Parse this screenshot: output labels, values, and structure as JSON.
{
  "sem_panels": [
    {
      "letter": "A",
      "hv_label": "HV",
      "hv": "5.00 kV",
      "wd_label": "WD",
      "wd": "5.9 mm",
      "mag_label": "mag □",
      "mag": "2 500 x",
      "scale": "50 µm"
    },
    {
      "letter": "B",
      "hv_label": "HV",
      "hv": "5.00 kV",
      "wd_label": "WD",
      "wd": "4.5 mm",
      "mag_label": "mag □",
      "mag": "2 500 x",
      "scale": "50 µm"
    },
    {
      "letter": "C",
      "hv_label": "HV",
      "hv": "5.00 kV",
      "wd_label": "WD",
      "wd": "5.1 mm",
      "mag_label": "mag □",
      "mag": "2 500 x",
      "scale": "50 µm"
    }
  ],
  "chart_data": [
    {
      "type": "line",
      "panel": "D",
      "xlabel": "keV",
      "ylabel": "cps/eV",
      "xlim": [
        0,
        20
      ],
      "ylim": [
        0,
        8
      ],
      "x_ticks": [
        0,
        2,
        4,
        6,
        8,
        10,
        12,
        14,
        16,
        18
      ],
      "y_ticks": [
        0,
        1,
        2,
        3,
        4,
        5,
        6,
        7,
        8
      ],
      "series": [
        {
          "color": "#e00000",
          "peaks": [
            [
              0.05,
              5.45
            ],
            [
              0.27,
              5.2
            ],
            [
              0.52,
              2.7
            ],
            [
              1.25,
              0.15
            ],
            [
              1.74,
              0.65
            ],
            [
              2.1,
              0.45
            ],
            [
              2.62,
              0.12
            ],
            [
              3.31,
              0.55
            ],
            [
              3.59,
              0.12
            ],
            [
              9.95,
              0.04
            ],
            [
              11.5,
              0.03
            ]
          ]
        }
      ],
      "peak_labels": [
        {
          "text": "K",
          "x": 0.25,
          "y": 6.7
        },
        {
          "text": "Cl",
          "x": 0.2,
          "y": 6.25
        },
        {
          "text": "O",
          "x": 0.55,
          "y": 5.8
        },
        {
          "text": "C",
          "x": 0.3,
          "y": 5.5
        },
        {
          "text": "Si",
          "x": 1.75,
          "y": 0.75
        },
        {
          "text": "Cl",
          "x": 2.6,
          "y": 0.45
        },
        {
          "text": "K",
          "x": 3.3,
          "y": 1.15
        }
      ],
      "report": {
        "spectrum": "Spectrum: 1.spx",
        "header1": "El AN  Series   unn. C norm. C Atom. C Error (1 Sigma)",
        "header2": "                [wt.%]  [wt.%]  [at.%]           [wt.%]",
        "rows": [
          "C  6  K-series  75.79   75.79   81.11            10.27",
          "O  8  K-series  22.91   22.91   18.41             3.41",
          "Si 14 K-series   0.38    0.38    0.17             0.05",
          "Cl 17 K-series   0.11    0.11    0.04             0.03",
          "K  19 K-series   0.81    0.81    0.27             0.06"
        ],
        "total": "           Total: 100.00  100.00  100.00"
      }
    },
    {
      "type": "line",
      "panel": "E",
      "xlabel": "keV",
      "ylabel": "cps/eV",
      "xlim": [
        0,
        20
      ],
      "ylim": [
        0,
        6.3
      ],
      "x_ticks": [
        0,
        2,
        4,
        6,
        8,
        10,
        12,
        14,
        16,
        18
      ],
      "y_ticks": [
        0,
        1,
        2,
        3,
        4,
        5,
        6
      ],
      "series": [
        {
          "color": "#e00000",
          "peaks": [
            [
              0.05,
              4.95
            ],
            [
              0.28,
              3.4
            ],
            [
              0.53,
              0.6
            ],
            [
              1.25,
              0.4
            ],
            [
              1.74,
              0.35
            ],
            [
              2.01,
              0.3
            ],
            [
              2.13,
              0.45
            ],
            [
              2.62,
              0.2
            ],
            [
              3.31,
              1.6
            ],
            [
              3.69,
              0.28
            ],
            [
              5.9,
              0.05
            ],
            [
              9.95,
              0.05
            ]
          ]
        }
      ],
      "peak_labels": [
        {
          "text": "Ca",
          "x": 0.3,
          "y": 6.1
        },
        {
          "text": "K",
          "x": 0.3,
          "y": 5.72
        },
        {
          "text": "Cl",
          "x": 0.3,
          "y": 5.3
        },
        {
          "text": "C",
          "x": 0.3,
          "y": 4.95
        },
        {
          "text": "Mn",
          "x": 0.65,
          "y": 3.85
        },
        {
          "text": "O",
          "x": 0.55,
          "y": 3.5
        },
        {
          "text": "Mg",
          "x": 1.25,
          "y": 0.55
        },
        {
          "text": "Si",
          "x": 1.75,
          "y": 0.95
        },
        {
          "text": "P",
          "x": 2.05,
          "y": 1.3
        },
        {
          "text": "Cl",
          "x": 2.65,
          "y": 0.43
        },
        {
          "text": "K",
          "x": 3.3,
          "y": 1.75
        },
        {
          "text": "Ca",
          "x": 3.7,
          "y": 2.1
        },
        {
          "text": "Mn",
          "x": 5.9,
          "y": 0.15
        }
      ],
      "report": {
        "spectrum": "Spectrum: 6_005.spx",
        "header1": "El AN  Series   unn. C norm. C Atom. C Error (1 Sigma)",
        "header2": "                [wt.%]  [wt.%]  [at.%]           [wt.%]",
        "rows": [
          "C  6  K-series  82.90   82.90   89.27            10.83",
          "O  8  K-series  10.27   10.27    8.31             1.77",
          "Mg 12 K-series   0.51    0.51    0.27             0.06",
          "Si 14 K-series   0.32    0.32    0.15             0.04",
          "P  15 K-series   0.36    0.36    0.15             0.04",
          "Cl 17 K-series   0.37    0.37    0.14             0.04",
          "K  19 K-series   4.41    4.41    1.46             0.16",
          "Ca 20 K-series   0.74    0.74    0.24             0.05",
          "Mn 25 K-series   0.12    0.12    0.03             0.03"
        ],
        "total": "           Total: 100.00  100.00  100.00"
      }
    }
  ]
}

■ ■ ■

» **Directions**: Count the lines in the material above where the string "Spectrum" appears, then state only that count.

» **Worked answer**: 2